● Items from a dataset
════════════════════
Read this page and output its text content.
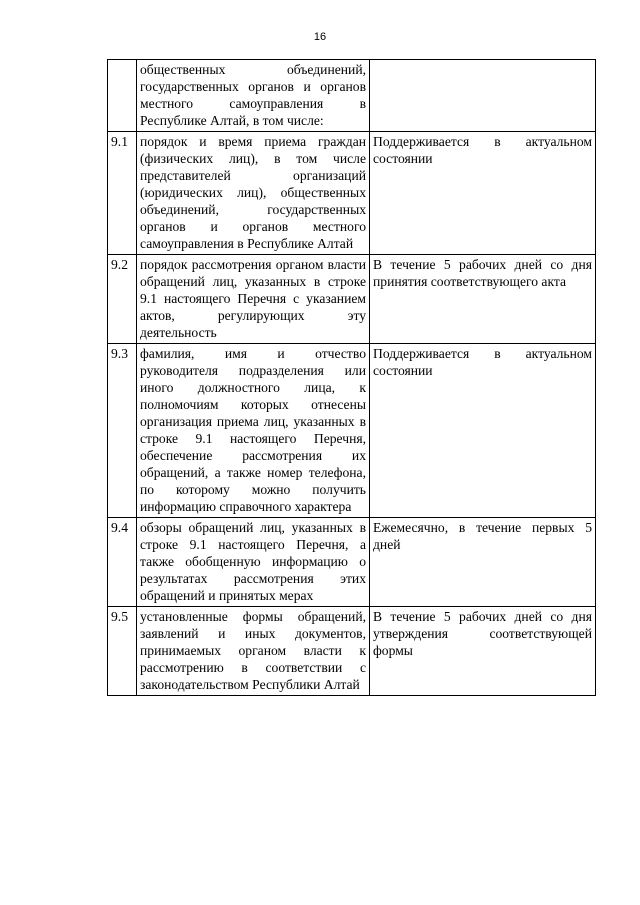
16
	общественных объединений, государственных органов и органов местного самоуправления в Республике Алтай, в том числе:	
9.1	порядок и время приема граждан (физических лиц), в том числе представителей организаций (юридических лиц), общественных объединений, государственных органов и органов местного самоуправления в Республике Алтай	Поддерживается в актуальном состоянии
9.2	порядок рассмотрения органом власти обращений лиц, указанных в строке 9.1 настоящего Перечня с указанием актов, регулирующих эту деятельность	В течение 5 рабочих дней со дня принятия соответствующего акта
9.3	фамилия, имя и отчество руководителя подразделения или иного должностного лица, к полномочиям которых отнесены организация приема лиц, указанных в строке 9.1 настоящего Перечня, обеспечение рассмотрения их обращений, а также номер телефона, по которому можно получить информацию справочного характера	Поддерживается в актуальном состоянии
9.4	обзоры обращений лиц, указанных в строке 9.1 настоящего Перечня, а также обобщенную информацию о результатах рассмотрения этих обращений и принятых мерах	Ежемесячно, в течение первых 5 дней
9.5	установленные формы обращений, заявлений и иных документов, принимаемых органом власти к рассмотрению в соответствии с законодательством Республики Алтай	В течение 5 рабочих дней со дня утверждения соответствующей формы
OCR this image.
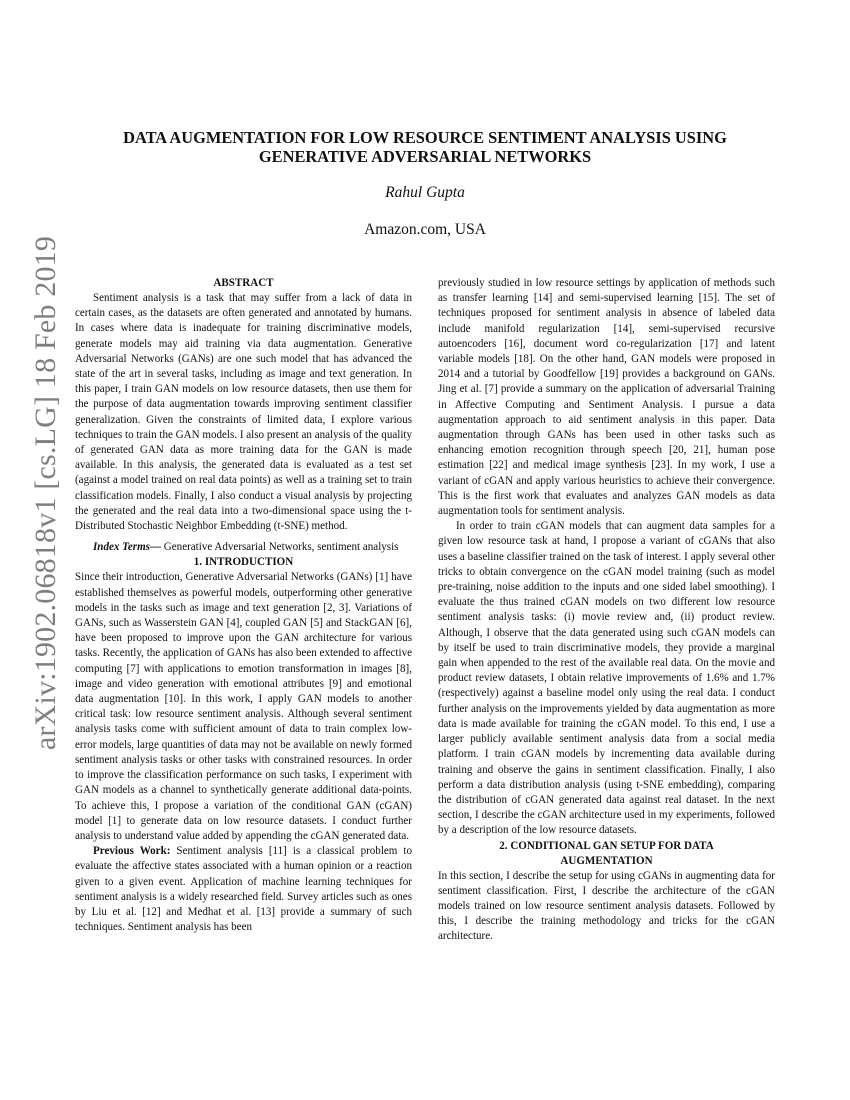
arXiv:1902.06818v1 [cs.LG] 18 Feb 2019
DATA AUGMENTATION FOR LOW RESOURCE SENTIMENT ANALYSIS USING GENERATIVE ADVERSARIAL NETWORKS
Rahul Gupta
Amazon.com, USA

ABSTRACT

Sentiment analysis is a task that may suffer from a lack of data in certain cases, as the datasets are often generated and annotated by humans. In cases where data is inadequate for training discriminative models, generate models may aid training via data augmentation. Generative Adversarial Networks (GANs) are one such model that has advanced the state of the art in several tasks, including as image and text generation. In this paper, I train GAN models on low resource datasets, then use them for the purpose of data augmentation towards improving sentiment classifier generalization. Given the constraints of limited data, I explore various techniques to train the GAN models. I also present an analysis of the quality of generated GAN data as more training data for the GAN is made available. In this analysis, the generated data is evaluated as a test set (against a model trained on real data points) as well as a training set to train classification models. Finally, I also conduct a visual analysis by projecting the generated and the real data into a two-dimensional space using the t-Distributed Stochastic Neighbor Embedding (t-SNE) method.

Index Terms— Generative Adversarial Networks, sentiment analysis

1. INTRODUCTION

Since their introduction, Generative Adversarial Networks (GANs) [1] have established themselves as powerful models, outperforming other generative models in the tasks such as image and text generation [2, 3]. Variations of GANs, such as Wasserstein GAN [4], coupled GAN [5] and StackGAN [6], have been proposed to improve upon the GAN architecture for various tasks. Recently, the application of GANs has also been extended to affective computing [7] with applications to emotion transformation in images [8], image and video generation with emotional attributes [9] and emotional data augmentation [10]. In this work, I apply GAN models to another critical task: low resource sentiment analysis. Although several sentiment analysis tasks come with sufficient amount of data to train complex low-error models, large quantities of data may not be available on newly formed sentiment analysis tasks or other tasks with constrained resources. In order to improve the classification performance on such tasks, I experiment with GAN models as a channel to synthetically generate additional data-points. To achieve this, I propose a variation of the conditional GAN (cGAN) model [1] to generate data on low resource datasets. I conduct further analysis to understand value added by appending the cGAN generated data.

Previous Work: Sentiment analysis [11] is a classical problem to evaluate the affective states associated with a human opinion or a reaction given to a given event. Application of machine learning techniques for sentiment analysis is a widely researched field. Survey articles such as ones by Liu et al. [12] and Medhat et al. [13] provide a summary of such techniques. Sentiment analysis has been

previously studied in low resource settings by application of methods such as transfer learning [14] and semi-supervised learning [15]. The set of techniques proposed for sentiment analysis in absence of labeled data include manifold regularization [14], semi-supervised recursive autoencoders [16], document word co-regularization [17] and latent variable models [18]. On the other hand, GAN models were proposed in 2014 and a tutorial by Goodfellow [19] provides a background on GANs. Jing et al. [7] provide a summary on the application of adversarial Training in Affective Computing and Sentiment Analysis. I pursue a data augmentation approach to aid sentiment analysis in this paper. Data augmentation through GANs has been used in other tasks such as enhancing emotion recognition through speech [20, 21], human pose estimation [22] and medical image synthesis [23]. In my work, I use a variant of cGAN and apply various heuristics to achieve their convergence. This is the first work that evaluates and analyzes GAN models as data augmentation tools for sentiment analysis.

In order to train cGAN models that can augment data samples for a given low resource task at hand, I propose a variant of cGANs that also uses a baseline classifier trained on the task of interest. I apply several other tricks to obtain convergence on the cGAN model training (such as model pre-training, noise addition to the inputs and one sided label smoothing). I evaluate the thus trained cGAN models on two different low resource sentiment analysis tasks: (i) movie review and, (ii) product review. Although, I observe that the data generated using such cGAN models can by itself be used to train discriminative models, they provide a marginal gain when appended to the rest of the available real data. On the movie and product review datasets, I obtain relative improvements of 1.6% and 1.7% (respectively) against a baseline model only using the real data. I conduct further analysis on the improvements yielded by data augmentation as more data is made available for training the cGAN model. To this end, I use a larger publicly available sentiment analysis data from a social media platform. I train cGAN models by incrementing data available during training and observe the gains in sentiment classification. Finally, I also perform a data distribution analysis (using t-SNE embedding), comparing the distribution of cGAN generated data against real dataset. In the next section, I describe the cGAN architecture used in my experiments, followed by a description of the low resource datasets.

2. CONDITIONAL GAN SETUP FOR DATA
AUGMENTATION

In this section, I describe the setup for using cGANs in augmenting data for sentiment classification. First, I describe the architecture of the cGAN models trained on low resource sentiment analysis datasets. Followed by this, I describe the training methodology and tricks for the cGAN architecture.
════════════════════
● Requirements
Write out every line of the entries that holds the word "общественных".

● Complete output
	общественных объединений, государственных органов и органов местного самоуправления в Республике Алтай, в том числе:	
9.1	порядок и время приема граждан (физических лиц), в том числе представителей организаций (юридических лиц), общественных объединений, государственных органов и органов местного самоуправления в Республике Алтай	Поддерживается в актуальном состоянии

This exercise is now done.